▶ Data lines:

---

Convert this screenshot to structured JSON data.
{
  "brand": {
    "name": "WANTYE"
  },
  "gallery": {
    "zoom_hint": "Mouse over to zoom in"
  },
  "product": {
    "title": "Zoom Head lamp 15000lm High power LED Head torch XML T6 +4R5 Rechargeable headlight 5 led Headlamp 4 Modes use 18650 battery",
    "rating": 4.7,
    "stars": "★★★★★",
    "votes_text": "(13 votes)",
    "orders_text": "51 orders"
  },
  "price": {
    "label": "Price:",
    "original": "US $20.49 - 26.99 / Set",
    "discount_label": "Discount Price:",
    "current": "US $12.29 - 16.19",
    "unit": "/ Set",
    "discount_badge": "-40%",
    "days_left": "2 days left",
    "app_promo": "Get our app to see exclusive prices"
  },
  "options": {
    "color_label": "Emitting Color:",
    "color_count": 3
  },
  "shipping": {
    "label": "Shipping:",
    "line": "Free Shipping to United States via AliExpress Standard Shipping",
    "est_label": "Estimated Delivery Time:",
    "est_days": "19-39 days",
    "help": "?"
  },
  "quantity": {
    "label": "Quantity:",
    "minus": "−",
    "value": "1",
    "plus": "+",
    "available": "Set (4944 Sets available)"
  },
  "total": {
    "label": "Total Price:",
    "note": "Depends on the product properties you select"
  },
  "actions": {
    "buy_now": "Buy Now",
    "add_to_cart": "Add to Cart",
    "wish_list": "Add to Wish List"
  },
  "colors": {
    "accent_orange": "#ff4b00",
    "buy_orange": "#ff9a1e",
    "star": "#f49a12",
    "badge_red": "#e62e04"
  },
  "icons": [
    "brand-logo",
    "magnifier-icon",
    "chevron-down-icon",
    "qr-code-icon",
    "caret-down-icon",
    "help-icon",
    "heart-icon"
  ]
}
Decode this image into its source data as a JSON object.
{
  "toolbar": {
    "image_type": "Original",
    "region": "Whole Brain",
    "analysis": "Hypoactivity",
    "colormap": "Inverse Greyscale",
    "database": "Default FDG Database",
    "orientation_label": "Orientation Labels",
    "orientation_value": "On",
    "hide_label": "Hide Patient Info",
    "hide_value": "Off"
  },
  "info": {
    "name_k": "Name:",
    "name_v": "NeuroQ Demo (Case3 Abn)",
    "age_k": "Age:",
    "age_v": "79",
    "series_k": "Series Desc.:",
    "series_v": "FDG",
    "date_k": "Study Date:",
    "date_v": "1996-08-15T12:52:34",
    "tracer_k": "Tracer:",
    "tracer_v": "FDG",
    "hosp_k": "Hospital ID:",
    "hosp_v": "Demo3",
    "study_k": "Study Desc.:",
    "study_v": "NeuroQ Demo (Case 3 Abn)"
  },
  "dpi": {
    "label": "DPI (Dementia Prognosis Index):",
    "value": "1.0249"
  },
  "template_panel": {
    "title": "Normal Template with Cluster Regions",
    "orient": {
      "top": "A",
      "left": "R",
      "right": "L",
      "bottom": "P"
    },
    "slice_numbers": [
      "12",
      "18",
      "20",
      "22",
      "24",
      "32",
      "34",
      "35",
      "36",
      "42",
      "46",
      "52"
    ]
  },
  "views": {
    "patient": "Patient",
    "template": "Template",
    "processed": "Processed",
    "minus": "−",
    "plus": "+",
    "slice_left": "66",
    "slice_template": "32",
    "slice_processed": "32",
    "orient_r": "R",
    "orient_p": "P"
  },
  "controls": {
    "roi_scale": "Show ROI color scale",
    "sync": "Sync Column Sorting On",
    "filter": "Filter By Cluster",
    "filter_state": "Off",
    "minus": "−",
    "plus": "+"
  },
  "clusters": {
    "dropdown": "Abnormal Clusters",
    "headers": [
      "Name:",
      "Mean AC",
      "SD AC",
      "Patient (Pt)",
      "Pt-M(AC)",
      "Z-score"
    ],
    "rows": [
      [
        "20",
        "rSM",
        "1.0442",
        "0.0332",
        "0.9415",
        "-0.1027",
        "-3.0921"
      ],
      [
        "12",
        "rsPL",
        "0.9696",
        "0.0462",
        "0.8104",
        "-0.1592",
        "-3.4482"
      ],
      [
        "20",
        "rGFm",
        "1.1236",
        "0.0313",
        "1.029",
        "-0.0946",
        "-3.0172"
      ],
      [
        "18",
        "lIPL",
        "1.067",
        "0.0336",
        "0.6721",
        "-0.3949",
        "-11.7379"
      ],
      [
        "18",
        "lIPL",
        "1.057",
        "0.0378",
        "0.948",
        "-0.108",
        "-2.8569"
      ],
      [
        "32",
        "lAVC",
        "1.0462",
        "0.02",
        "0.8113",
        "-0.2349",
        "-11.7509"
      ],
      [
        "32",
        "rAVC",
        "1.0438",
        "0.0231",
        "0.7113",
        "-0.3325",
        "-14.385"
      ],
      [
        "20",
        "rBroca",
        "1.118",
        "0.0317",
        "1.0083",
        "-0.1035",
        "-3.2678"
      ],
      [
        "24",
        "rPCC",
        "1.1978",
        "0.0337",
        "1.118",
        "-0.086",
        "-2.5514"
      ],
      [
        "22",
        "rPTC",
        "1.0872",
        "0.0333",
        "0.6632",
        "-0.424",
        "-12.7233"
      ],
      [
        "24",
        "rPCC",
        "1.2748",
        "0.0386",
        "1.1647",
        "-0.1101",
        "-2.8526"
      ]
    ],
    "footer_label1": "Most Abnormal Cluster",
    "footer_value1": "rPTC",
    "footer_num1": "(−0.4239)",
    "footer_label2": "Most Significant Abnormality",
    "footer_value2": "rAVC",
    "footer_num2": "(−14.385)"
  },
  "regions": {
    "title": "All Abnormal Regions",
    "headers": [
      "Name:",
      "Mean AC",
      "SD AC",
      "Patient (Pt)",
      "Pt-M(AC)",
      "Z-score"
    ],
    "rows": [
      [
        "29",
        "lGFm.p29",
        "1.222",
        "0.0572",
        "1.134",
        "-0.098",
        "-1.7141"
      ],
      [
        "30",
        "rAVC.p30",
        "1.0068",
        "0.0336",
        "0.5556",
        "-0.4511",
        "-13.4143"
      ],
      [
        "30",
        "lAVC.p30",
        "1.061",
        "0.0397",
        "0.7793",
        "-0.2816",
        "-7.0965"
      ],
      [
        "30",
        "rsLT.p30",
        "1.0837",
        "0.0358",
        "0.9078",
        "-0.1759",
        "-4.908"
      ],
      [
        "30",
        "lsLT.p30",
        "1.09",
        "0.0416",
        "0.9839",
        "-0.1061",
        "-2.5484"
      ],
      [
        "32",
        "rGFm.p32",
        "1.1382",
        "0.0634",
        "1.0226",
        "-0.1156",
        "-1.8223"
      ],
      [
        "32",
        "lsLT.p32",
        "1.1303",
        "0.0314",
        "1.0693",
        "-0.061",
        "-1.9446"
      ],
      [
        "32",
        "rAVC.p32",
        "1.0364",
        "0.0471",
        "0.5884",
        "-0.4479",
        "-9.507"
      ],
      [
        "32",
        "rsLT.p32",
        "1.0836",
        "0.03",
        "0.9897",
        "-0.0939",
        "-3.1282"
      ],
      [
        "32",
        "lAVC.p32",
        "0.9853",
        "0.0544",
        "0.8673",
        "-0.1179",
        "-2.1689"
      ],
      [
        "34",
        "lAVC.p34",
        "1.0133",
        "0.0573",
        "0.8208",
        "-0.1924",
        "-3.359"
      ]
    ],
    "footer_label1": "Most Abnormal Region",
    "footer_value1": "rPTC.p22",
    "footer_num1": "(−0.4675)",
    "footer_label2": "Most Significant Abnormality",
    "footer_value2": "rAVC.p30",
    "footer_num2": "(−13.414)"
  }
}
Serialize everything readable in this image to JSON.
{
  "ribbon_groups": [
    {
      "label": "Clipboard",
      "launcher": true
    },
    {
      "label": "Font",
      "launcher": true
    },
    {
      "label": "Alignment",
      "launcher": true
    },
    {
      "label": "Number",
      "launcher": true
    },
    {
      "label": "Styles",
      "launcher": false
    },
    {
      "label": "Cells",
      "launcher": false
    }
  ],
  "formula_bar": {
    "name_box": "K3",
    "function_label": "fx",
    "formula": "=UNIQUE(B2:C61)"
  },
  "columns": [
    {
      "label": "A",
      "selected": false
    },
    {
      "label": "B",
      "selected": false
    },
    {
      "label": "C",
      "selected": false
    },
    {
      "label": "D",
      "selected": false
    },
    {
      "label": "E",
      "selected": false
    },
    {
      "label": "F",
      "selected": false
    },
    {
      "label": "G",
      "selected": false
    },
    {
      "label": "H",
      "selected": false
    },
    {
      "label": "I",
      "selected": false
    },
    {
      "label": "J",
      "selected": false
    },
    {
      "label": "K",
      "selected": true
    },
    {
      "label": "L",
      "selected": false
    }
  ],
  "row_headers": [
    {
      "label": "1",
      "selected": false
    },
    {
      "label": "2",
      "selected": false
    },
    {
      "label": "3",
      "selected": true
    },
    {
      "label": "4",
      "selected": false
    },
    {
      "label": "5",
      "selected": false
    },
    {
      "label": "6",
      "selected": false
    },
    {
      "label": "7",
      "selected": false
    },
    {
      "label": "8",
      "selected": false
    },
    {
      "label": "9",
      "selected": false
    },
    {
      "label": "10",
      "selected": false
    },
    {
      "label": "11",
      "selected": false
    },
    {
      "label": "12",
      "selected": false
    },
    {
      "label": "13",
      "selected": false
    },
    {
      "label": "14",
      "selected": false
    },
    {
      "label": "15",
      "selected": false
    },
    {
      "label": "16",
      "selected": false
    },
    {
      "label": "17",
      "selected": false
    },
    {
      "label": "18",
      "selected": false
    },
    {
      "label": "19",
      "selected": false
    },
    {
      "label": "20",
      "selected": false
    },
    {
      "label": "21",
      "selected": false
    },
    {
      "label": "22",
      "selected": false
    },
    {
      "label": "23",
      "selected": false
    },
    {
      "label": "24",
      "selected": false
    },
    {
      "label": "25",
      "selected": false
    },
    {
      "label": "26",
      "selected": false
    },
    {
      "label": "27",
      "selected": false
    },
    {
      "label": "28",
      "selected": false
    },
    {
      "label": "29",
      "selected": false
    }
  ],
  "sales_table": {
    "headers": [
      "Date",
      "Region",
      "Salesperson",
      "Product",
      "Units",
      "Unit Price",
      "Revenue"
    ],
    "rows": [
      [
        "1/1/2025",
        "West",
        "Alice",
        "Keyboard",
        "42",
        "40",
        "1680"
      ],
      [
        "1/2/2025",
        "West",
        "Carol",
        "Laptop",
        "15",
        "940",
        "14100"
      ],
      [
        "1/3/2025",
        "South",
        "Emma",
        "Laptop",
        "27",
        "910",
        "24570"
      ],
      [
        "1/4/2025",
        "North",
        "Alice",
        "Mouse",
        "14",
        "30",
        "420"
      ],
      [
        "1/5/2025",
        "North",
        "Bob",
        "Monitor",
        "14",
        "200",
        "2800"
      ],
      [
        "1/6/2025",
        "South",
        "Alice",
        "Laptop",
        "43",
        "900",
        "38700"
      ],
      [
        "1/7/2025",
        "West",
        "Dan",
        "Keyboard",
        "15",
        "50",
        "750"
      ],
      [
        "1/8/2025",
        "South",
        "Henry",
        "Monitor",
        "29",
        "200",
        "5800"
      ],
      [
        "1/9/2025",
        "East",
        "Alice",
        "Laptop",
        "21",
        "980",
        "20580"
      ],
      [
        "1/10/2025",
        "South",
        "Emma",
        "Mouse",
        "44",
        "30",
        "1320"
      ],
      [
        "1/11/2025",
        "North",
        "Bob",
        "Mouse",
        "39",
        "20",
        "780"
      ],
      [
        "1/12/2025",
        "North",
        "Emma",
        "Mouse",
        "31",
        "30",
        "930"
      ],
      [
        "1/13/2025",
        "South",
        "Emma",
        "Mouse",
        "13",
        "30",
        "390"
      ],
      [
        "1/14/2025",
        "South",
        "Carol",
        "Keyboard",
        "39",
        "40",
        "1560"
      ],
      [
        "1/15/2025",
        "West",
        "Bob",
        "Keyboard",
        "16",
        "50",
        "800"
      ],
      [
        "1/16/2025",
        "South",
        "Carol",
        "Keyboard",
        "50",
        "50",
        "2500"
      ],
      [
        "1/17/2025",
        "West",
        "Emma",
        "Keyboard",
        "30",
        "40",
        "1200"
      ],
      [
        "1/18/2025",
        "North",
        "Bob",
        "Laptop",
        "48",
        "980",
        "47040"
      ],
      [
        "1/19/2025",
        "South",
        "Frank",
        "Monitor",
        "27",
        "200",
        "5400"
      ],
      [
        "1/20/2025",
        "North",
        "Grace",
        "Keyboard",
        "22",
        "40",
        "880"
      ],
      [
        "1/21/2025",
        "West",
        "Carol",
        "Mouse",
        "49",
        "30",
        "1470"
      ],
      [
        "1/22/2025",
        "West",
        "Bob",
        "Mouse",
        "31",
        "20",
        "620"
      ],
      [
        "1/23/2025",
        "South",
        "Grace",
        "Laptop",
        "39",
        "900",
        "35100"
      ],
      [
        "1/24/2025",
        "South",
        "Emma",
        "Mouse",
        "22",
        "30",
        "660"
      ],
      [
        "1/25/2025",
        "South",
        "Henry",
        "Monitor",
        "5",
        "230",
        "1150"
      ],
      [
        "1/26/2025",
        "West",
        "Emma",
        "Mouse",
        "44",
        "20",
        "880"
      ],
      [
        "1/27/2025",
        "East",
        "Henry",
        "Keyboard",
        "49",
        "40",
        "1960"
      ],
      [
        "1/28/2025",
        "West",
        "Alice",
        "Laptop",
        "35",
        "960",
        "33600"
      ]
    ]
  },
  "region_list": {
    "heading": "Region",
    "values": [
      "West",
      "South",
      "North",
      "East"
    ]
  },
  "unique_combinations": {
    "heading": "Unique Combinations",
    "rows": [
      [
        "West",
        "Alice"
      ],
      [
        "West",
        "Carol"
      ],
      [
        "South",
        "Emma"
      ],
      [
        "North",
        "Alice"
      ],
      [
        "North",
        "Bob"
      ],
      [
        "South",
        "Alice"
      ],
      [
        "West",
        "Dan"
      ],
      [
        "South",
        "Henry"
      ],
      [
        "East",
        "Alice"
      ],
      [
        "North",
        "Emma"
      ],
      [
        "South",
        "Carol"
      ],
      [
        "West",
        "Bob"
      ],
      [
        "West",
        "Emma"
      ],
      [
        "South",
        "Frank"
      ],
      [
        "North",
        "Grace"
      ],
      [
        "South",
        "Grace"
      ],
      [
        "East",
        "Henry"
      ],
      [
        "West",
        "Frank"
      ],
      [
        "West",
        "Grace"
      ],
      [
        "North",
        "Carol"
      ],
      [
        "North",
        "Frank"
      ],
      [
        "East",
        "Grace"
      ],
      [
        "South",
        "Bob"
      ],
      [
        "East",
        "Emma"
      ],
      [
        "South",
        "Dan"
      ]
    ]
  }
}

---

▶ Goal of the exercise:
Report the number of lines of the listing above that hold the string "this", with no other text.

▶ Full answer:
3